::: Dataset records
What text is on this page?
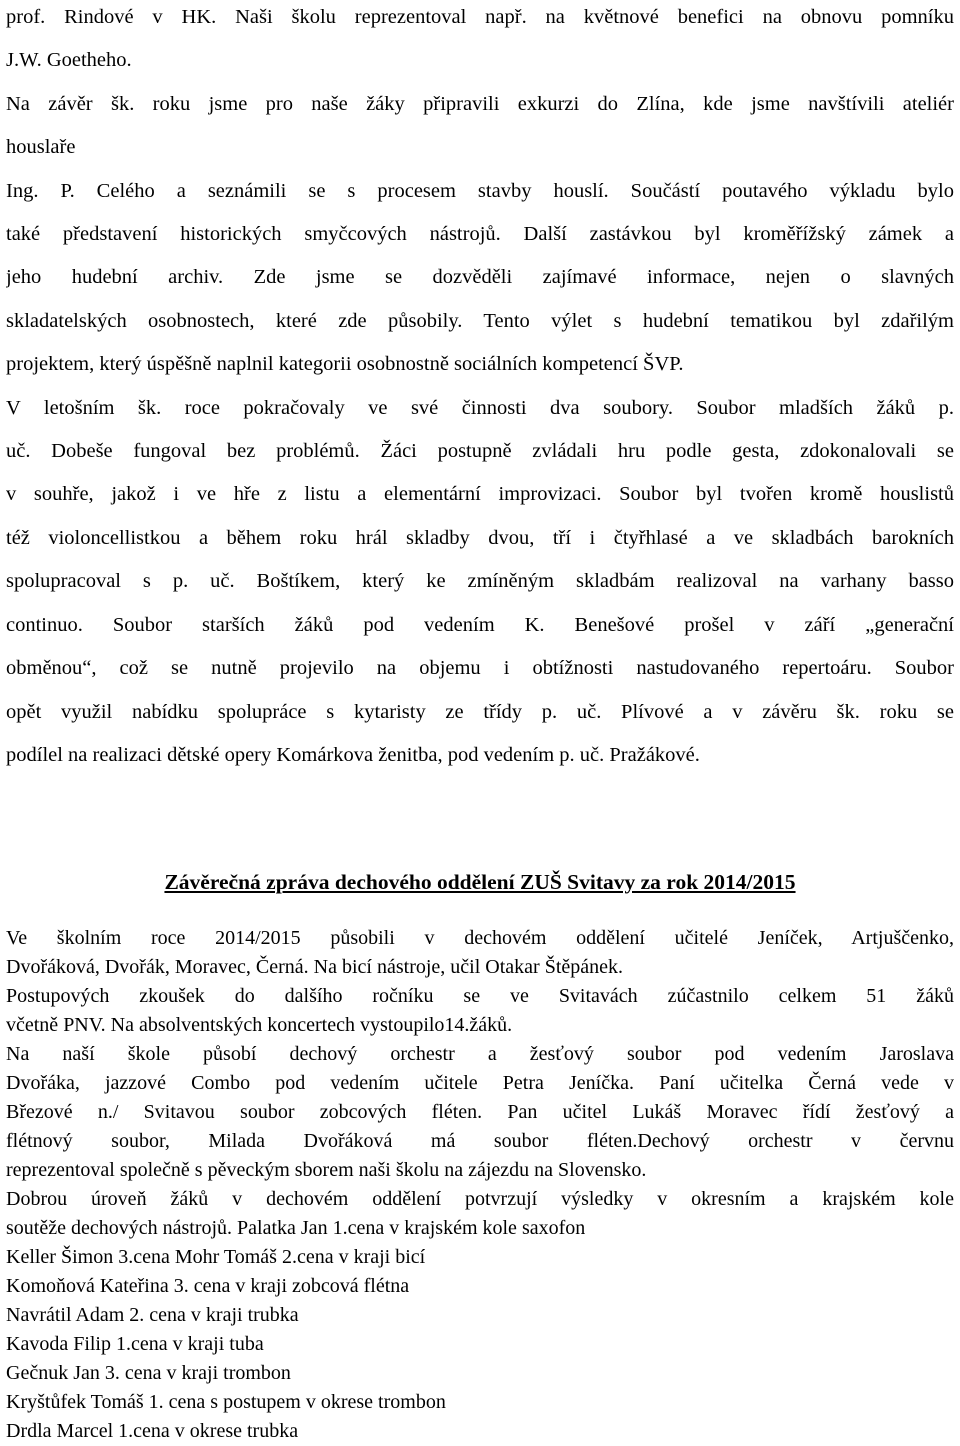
prof. Rindové v HK. Naši školu reprezentoval např. na květnové benefici na obnovu pomníku
J.W. Goetheho.
Na závěr šk. roku jsme pro naše žáky připravili exkurzi do Zlína, kde jsme navštívili ateliér
houslaře
Ing. P. Celého a seznámili se s procesem stavby houslí. Součástí poutavého výkladu bylo
také představení historických smyčcových nástrojů. Další zastávkou byl kroměřížský zámek a
jeho hudební archiv. Zde jsme se dozvěděli zajímavé informace, nejen o slavných
skladatelských osobnostech, které zde působily. Tento výlet s hudební tematikou byl zdařilým
projektem, který úspěšně naplnil kategorii osobnostně sociálních kompetencí ŠVP.
V letošním šk. roce pokračovaly ve své činnosti dva soubory. Soubor mladších žáků p.
uč. Dobeše fungoval bez problémů. Žáci postupně zvládali hru podle gesta, zdokonalovali se
v souhře, jakož i ve hře z listu a elementární improvizaci. Soubor byl tvořen kromě houslistů
též violoncellistkou a během roku hrál skladby dvou, tří i čtyřhlasé a ve skladbách barokních
spolupracoval s p. uč. Boštíkem, který ke zmíněným skladbám realizoval na varhany basso
continuo. Soubor starších žáků pod vedením K. Benešové prošel v září „generační
obměnou“, což se nutně projevilo na objemu i obtížnosti nastudovaného repertoáru. Soubor
opět využil nabídku spolupráce s kytaristy ze třídy p. uč. Plívové a v závěru šk. roku se
podílel na realizaci dětské opery Komárkova ženitba, pod vedením p. uč. Pražákové.
Závěrečná zpráva dechového oddělení ZUŠ Svitavy za rok 2014/2015
Ve školním roce 2014/2015 působili v dechovém oddělení učitelé Jeníček, Artjuščenko,
Dvořáková, Dvořák, Moravec, Černá. Na bicí nástroje, učil Otakar Štěpánek.
Postupových zkoušek do dalšího ročníku se ve Svitavách zúčastnilo celkem 51 žáků
včetně PNV. Na absolventských koncertech vystoupilo14.žáků.
Na naší škole působí dechový orchestr a žesťový soubor pod vedením Jaroslava
Dvořáka, jazzové Combo pod vedením učitele Petra Jeníčka. Paní učitelka Černá vede v
Březové n./ Svitavou soubor zobcových fléten. Pan učitel Lukáš Moravec řídí žesťový a
flétnový soubor, Milada Dvořáková má soubor fléten.Dechový orchestr v červnu
reprezentoval společně s pěveckým sborem naši školu na zájezdu na Slovensko.
Dobrou úroveň žáků v dechovém oddělení potvrzují výsledky v okresním a krajském kole
soutěže dechových nástrojů. Palatka Jan 1.cena v krajském kole saxofon
Keller Šimon 3.cena Mohr Tomáš 2.cena v kraji bicí
Komoňová Kateřina 3. cena v kraji zobcová flétna
Navrátil Adam 2. cena v kraji trubka
Kavoda Filip 1.cena v kraji tuba
Gečnuk Jan 3. cena v kraji trombon
Kryštůfek Tomáš 1. cena s postupem v okrese trombon
Drdla Marcel 1.cena v okrese trubka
::::::
_What to do:_ Return all the entries word for word, but omit any pictures they contain.

_Correct result:_
What text is on this page?
prof. Rindové v HK. Naši školu reprezentoval např. na květnové benefici na obnovu pomníku
J.W. Goetheho.
Na závěr šk. roku jsme pro naše žáky připravili exkurzi do Zlína, kde jsme navštívili ateliér
houslaře
Ing. P. Celého a seznámili se s procesem stavby houslí. Součástí poutavého výkladu bylo
také představení historických smyčcových nástrojů. Další zastávkou byl kroměřížský zámek a
jeho hudební archiv. Zde jsme se dozvěděli zajímavé informace, nejen o slavných
skladatelských osobnostech, které zde působily. Tento výlet s hudební tematikou byl zdařilým
projektem, který úspěšně naplnil kategorii osobnostně sociálních kompetencí ŠVP.
V letošním šk. roce pokračovaly ve své činnosti dva soubory. Soubor mladších žáků p.
uč. Dobeše fungoval bez problémů. Žáci postupně zvládali hru podle gesta, zdokonalovali se
v souhře, jakož i ve hře z listu a elementární improvizaci. Soubor byl tvořen kromě houslistů
též violoncellistkou a během roku hrál skladby dvou, tří i čtyřhlasé a ve skladbách barokních
spolupracoval s p. uč. Boštíkem, který ke zmíněným skladbám realizoval na varhany basso
continuo. Soubor starších žáků pod vedením K. Benešové prošel v září „generační
obměnou“, což se nutně projevilo na objemu i obtížnosti nastudovaného repertoáru. Soubor
opět využil nabídku spolupráce s kytaristy ze třídy p. uč. Plívové a v závěru šk. roku se
podílel na realizaci dětské opery Komárkova ženitba, pod vedením p. uč. Pražákové.
Závěrečná zpráva dechového oddělení ZUŠ Svitavy za rok 2014/2015
Ve školním roce 2014/2015 působili v dechovém oddělení učitelé Jeníček, Artjuščenko,
Dvořáková, Dvořák, Moravec, Černá. Na bicí nástroje, učil Otakar Štěpánek.
Postupových zkoušek do dalšího ročníku se ve Svitavách zúčastnilo celkem 51 žáků
včetně PNV. Na absolventských koncertech vystoupilo14.žáků.
Na naší škole působí dechový orchestr a žesťový soubor pod vedením Jaroslava
Dvořáka, jazzové Combo pod vedením učitele Petra Jeníčka. Paní učitelka Černá vede v
Březové n./ Svitavou soubor zobcových fléten. Pan učitel Lukáš Moravec řídí žesťový a
flétnový soubor, Milada Dvořáková má soubor fléten.Dechový orchestr v červnu
reprezentoval společně s pěveckým sborem naši školu na zájezdu na Slovensko.
Dobrou úroveň žáků v dechovém oddělení potvrzují výsledky v okresním a krajském kole
soutěže dechových nástrojů. Palatka Jan 1.cena v krajském kole saxofon
Keller Šimon 3.cena Mohr Tomáš 2.cena v kraji bicí
Komoňová Kateřina 3. cena v kraji zobcová flétna
Navrátil Adam 2. cena v kraji trubka
Kavoda Filip 1.cena v kraji tuba
Gečnuk Jan 3. cena v kraji trombon
Kryštůfek Tomáš 1. cena s postupem v okrese trombon
Drdla Marcel 1.cena v okrese trubka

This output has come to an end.